■ OBJECTIVE
Leave out the pictures and return every entry exactly as it appears.

* * * *

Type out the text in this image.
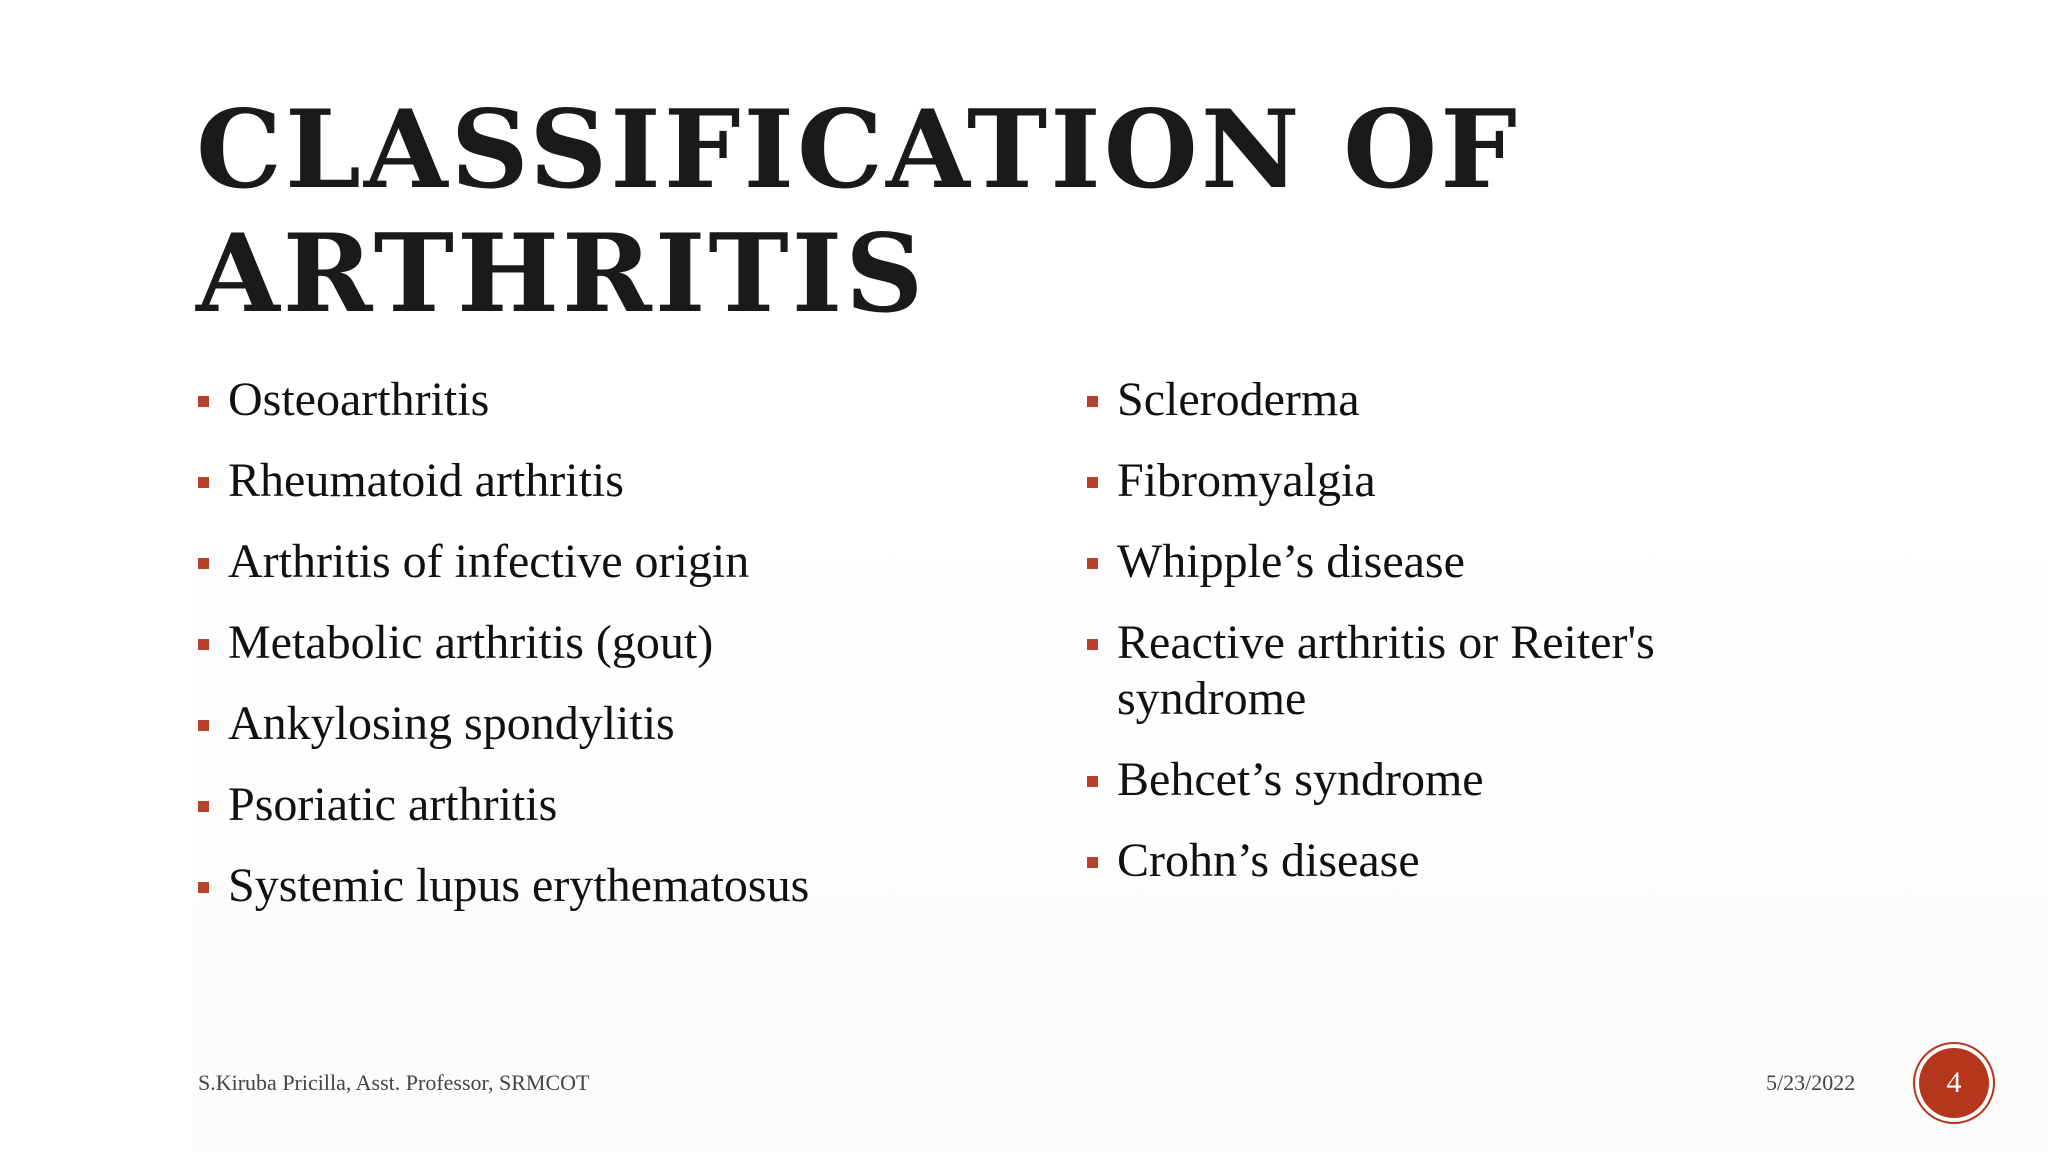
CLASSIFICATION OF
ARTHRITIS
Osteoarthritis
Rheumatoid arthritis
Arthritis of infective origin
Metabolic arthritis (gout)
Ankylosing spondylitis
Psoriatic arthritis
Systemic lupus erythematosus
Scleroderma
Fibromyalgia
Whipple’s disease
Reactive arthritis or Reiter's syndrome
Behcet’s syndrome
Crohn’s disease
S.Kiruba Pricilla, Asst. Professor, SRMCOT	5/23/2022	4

* * * *

■ ANSWER TO THE TASK
Type out the text in this image.
CLASSIFICATION OF
ARTHRITIS
Osteoarthritis
Rheumatoid arthritis
Arthritis of infective origin
Metabolic arthritis (gout)
Ankylosing spondylitis
Psoriatic arthritis
Systemic lupus erythematosus
Scleroderma
Fibromyalgia
Whipple’s disease
Reactive arthritis or Reiter's syndrome
Behcet’s syndrome
Crohn’s disease
S.Kiruba Pricilla, Asst. Professor, SRMCOT	5/23/2022	4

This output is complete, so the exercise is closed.